▶ **What the task requires**: Repeat, line for line, the entries printed below.
☆ ☆ ☆ ☆
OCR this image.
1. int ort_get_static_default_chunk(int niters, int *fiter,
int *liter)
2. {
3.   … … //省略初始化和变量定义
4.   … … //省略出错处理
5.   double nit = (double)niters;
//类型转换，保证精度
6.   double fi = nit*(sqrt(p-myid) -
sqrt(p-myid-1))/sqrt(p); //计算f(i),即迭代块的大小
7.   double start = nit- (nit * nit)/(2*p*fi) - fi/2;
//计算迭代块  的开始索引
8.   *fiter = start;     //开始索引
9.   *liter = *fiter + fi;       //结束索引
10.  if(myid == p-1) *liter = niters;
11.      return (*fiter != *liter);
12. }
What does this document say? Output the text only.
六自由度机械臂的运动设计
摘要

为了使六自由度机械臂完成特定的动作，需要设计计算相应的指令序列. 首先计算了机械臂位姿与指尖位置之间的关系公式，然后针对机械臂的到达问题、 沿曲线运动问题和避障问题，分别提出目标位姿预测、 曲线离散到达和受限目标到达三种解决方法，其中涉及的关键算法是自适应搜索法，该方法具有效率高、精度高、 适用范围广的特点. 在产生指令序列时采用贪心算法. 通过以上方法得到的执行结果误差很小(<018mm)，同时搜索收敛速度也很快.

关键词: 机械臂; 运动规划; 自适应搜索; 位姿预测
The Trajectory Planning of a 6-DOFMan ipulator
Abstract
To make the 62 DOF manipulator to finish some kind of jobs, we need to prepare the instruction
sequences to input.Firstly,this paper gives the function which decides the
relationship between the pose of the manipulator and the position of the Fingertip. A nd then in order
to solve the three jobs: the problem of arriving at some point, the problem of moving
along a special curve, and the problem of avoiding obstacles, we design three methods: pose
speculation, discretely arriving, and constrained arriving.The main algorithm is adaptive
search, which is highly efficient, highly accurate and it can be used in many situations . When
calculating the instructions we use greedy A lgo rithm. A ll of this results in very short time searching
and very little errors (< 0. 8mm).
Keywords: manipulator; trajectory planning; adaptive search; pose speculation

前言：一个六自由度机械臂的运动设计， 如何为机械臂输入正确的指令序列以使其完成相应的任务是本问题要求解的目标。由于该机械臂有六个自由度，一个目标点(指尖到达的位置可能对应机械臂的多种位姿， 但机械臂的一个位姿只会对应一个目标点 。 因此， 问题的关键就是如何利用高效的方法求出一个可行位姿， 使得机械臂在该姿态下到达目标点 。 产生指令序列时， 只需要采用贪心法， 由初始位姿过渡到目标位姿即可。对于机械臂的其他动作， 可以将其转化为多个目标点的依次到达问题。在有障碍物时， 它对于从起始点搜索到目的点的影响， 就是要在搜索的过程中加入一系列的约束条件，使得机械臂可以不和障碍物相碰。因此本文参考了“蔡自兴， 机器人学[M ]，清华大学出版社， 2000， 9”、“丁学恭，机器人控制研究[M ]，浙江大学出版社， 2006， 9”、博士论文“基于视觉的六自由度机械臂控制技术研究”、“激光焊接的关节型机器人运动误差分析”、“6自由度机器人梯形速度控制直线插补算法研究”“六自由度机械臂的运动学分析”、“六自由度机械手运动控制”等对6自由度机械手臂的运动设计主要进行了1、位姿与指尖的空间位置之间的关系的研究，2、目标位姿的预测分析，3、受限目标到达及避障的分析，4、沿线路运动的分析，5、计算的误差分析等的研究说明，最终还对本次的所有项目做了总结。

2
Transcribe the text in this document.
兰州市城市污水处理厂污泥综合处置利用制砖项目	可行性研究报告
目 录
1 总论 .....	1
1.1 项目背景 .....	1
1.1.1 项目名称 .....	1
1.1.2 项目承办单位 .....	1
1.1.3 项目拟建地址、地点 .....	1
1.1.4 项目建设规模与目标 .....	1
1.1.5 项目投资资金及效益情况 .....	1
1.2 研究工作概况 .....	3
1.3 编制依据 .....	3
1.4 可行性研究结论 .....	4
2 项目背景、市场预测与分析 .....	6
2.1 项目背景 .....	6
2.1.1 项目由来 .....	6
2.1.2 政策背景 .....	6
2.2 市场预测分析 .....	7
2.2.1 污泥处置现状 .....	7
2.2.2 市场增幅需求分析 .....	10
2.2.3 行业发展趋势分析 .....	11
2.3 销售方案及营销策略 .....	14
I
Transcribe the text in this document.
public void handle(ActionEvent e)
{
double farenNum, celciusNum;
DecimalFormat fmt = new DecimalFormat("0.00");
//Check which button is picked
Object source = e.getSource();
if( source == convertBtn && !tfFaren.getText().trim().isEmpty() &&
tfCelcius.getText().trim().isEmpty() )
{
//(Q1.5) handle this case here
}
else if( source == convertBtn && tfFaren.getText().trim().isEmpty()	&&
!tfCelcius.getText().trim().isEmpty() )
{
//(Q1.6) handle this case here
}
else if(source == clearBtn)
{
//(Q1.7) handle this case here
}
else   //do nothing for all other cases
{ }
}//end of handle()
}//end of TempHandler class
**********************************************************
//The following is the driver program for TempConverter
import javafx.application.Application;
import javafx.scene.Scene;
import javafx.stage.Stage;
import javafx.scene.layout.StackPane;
☆ ☆ ☆ ☆
▶ **Response to this task**:
OCR this image.
1. int ort_get_static_default_chunk(int niters, int *fiter,
int *liter)
2. {
3.   … … //省略初始化和变量定义
4.   … … //省略出错处理
5.   double nit = (double)niters;
//类型转换，保证精度
6.   double fi = nit*(sqrt(p-myid) -
sqrt(p-myid-1))/sqrt(p); //计算f(i),即迭代块的大小
7.   double start = nit- (nit * nit)/(2*p*fi) - fi/2;
//计算迭代块  的开始索引
8.   *fiter = start;     //开始索引
9.   *liter = *fiter + fi;       //结束索引
10.  if(myid == p-1) *liter = niters;
11.      return (*fiter != *liter);
12. }
What does this document say? Output the text only.
六自由度机械臂的运动设计
摘要

为了使六自由度机械臂完成特定的动作，需要设计计算相应的指令序列. 首先计算了机械臂位姿与指尖位置之间的关系公式，然后针对机械臂的到达问题、 沿曲线运动问题和避障问题，分别提出目标位姿预测、 曲线离散到达和受限目标到达三种解决方法，其中涉及的关键算法是自适应搜索法，该方法具有效率高、精度高、 适用范围广的特点. 在产生指令序列时采用贪心算法. 通过以上方法得到的执行结果误差很小(<018mm)，同时搜索收敛速度也很快.

关键词: 机械臂; 运动规划; 自适应搜索; 位姿预测
The Trajectory Planning of a 6-DOFMan ipulator
Abstract
To make the 62 DOF manipulator to finish some kind of jobs, we need to prepare the instruction
sequences to input.Firstly,this paper gives the function which decides the
relationship between the pose of the manipulator and the position of the Fingertip. A nd then in order
to solve the three jobs: the problem of arriving at some point, the problem of moving
along a special curve, and the problem of avoiding obstacles, we design three methods: pose
speculation, discretely arriving, and constrained arriving.The main algorithm is adaptive
search, which is highly efficient, highly accurate and it can be used in many situations . When
calculating the instructions we use greedy A lgo rithm. A ll of this results in very short time searching
and very little errors (< 0. 8mm).
Keywords: manipulator; trajectory planning; adaptive search; pose speculation

前言：一个六自由度机械臂的运动设计， 如何为机械臂输入正确的指令序列以使其完成相应的任务是本问题要求解的目标。由于该机械臂有六个自由度，一个目标点(指尖到达的位置可能对应机械臂的多种位姿， 但机械臂的一个位姿只会对应一个目标点 。 因此， 问题的关键就是如何利用高效的方法求出一个可行位姿， 使得机械臂在该姿态下到达目标点 。 产生指令序列时， 只需要采用贪心法， 由初始位姿过渡到目标位姿即可。对于机械臂的其他动作， 可以将其转化为多个目标点的依次到达问题。在有障碍物时， 它对于从起始点搜索到目的点的影响， 就是要在搜索的过程中加入一系列的约束条件，使得机械臂可以不和障碍物相碰。因此本文参考了“蔡自兴， 机器人学[M ]，清华大学出版社， 2000， 9”、“丁学恭，机器人控制研究[M ]，浙江大学出版社， 2006， 9”、博士论文“基于视觉的六自由度机械臂控制技术研究”、“激光焊接的关节型机器人运动误差分析”、“6自由度机器人梯形速度控制直线插补算法研究”“六自由度机械臂的运动学分析”、“六自由度机械手运动控制”等对6自由度机械手臂的运动设计主要进行了1、位姿与指尖的空间位置之间的关系的研究，2、目标位姿的预测分析，3、受限目标到达及避障的分析，4、沿线路运动的分析，5、计算的误差分析等的研究说明，最终还对本次的所有项目做了总结。

2
Transcribe the text in this document.
兰州市城市污水处理厂污泥综合处置利用制砖项目	可行性研究报告
目 录
1 总论 .....	1
1.1 项目背景 .....	1
1.1.1 项目名称 .....	1
1.1.2 项目承办单位 .....	1
1.1.3 项目拟建地址、地点 .....	1
1.1.4 项目建设规模与目标 .....	1
1.1.5 项目投资资金及效益情况 .....	1
1.2 研究工作概况 .....	3
1.3 编制依据 .....	3
1.4 可行性研究结论 .....	4
2 项目背景、市场预测与分析 .....	6
2.1 项目背景 .....	6
2.1.1 项目由来 .....	6
2.1.2 政策背景 .....	6
2.2 市场预测分析 .....	7
2.2.1 污泥处置现状 .....	7
2.2.2 市场增幅需求分析 .....	10
2.2.3 行业发展趋势分析 .....	11
2.3 销售方案及营销策略 .....	14
I
Transcribe the text in this document.
public void handle(ActionEvent e)
{
double farenNum, celciusNum;
DecimalFormat fmt = new DecimalFormat("0.00");
//Check which button is picked
Object source = e.getSource();
if( source == convertBtn && !tfFaren.getText().trim().isEmpty() &&
tfCelcius.getText().trim().isEmpty() )
{
//(Q1.5) handle this case here
}
else if( source == convertBtn && tfFaren.getText().trim().isEmpty()	&&
!tfCelcius.getText().trim().isEmpty() )
{
//(Q1.6) handle this case here
}
else if(source == clearBtn)
{
//(Q1.7) handle this case here
}
else   //do nothing for all other cases
{ }
}//end of handle()
}//end of TempHandler class
**********************************************************
//The following is the driver program for TempConverter
import javafx.application.Application;
import javafx.scene.Scene;
import javafx.stage.Stage;
import javafx.scene.layout.StackPane;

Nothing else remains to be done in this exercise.